▶ **GIVEN REQUEST**: Report every line in the listing below where the string "JSON" shows up.

====================

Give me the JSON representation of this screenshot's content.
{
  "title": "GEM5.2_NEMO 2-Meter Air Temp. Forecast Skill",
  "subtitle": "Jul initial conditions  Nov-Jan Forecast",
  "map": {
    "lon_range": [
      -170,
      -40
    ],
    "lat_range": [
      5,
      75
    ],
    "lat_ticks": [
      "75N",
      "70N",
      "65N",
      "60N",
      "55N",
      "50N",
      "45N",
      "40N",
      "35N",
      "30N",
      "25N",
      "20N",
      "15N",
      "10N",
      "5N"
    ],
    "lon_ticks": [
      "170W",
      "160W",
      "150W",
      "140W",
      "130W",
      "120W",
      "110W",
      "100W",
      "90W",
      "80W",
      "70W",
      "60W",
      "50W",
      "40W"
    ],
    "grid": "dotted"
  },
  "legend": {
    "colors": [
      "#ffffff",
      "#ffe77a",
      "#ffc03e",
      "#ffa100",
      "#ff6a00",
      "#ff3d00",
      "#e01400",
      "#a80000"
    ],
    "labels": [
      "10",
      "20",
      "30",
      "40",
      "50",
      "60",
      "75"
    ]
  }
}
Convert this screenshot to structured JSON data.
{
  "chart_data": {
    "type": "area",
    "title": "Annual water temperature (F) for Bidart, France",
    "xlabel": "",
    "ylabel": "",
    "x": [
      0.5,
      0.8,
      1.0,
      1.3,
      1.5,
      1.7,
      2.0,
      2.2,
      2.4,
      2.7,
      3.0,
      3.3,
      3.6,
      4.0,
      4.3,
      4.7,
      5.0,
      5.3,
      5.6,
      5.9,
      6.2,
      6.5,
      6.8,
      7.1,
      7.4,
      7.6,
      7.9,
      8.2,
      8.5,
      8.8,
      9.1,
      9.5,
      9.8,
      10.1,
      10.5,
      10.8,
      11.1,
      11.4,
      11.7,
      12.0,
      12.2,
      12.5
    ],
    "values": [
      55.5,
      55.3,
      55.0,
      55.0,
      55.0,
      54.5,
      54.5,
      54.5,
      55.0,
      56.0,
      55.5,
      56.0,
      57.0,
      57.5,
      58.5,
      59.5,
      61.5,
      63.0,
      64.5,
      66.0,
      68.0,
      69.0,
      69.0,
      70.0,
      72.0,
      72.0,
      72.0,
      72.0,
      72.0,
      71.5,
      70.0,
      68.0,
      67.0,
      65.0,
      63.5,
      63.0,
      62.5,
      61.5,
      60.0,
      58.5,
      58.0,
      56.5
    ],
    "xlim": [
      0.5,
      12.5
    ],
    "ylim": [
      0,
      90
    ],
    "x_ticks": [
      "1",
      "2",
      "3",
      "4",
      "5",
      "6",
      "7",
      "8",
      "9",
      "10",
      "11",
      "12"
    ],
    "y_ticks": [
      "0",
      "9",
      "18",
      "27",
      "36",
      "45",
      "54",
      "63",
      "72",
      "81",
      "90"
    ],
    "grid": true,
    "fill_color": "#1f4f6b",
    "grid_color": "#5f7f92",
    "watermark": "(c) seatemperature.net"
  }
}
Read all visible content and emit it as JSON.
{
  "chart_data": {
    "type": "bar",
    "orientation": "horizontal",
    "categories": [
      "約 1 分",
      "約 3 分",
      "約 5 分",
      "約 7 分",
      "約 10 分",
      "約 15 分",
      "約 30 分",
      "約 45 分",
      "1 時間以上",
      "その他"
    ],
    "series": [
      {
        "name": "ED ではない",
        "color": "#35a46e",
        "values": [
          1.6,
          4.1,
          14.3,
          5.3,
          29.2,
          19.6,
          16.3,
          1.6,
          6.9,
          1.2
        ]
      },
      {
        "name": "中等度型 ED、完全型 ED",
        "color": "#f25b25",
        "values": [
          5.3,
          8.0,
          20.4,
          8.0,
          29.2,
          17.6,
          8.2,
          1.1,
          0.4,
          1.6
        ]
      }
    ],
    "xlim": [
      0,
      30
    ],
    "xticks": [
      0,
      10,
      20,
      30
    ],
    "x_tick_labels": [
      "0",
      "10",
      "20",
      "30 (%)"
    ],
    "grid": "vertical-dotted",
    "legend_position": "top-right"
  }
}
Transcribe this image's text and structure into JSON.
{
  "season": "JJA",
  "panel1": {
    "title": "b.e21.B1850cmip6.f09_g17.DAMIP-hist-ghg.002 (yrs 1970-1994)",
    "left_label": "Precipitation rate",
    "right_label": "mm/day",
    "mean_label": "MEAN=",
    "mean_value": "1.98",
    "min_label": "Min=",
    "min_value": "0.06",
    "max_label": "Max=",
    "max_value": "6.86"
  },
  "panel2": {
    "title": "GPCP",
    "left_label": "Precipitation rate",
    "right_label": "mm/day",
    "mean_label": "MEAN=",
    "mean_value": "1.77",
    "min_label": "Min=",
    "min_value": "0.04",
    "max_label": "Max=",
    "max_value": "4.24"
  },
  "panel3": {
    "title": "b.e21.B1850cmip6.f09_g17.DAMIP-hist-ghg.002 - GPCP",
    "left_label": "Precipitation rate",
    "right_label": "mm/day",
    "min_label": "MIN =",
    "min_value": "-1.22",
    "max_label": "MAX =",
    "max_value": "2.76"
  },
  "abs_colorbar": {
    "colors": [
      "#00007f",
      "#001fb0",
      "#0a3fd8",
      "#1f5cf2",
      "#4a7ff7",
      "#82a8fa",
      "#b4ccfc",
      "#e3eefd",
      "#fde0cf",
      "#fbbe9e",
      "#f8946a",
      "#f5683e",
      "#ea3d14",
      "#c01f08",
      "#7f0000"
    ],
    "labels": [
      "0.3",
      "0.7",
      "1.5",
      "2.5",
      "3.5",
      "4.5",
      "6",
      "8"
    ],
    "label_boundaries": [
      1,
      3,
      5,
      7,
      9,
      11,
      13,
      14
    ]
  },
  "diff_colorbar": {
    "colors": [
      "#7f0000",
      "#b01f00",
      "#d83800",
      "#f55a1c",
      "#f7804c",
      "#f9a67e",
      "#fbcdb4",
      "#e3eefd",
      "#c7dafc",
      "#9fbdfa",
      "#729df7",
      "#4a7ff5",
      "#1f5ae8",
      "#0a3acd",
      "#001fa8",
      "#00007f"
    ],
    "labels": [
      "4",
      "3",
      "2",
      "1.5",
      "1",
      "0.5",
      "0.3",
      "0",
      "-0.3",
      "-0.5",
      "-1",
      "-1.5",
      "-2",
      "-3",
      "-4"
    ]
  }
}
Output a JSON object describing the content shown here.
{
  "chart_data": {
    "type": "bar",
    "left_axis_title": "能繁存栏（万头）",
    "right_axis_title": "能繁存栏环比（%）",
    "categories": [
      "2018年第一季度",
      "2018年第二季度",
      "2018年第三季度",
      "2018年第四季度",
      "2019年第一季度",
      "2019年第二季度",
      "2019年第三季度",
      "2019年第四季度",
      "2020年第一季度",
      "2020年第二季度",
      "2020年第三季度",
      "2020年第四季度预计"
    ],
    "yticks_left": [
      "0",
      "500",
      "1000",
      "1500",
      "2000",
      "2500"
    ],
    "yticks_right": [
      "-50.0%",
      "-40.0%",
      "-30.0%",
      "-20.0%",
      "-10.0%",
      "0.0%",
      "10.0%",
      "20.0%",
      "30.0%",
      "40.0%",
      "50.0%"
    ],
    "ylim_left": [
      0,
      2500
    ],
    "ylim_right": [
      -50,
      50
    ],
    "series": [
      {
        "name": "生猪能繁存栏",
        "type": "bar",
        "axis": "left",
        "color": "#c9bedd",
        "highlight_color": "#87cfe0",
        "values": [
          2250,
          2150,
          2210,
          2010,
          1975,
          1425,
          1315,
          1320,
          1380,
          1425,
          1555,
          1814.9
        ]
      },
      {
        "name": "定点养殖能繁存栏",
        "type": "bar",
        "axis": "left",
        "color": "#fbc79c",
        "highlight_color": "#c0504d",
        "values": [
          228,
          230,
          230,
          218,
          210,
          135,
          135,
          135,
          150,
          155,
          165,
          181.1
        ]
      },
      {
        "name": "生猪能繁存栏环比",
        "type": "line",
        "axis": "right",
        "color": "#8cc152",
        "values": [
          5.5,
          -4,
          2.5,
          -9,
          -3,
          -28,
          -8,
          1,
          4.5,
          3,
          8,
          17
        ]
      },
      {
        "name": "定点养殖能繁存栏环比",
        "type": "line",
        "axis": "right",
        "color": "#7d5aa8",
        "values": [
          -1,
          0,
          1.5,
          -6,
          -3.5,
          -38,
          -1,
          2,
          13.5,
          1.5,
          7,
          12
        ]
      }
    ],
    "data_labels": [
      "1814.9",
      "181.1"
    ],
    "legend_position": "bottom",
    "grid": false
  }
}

====================

▶ **THE RESULT**:
Give me the JSON representation of this screenshot's content.
Convert this screenshot to structured JSON data.
Read all visible content and emit it as JSON.
Transcribe this image's text and structure into JSON.
Output a JSON object describing the content shown here.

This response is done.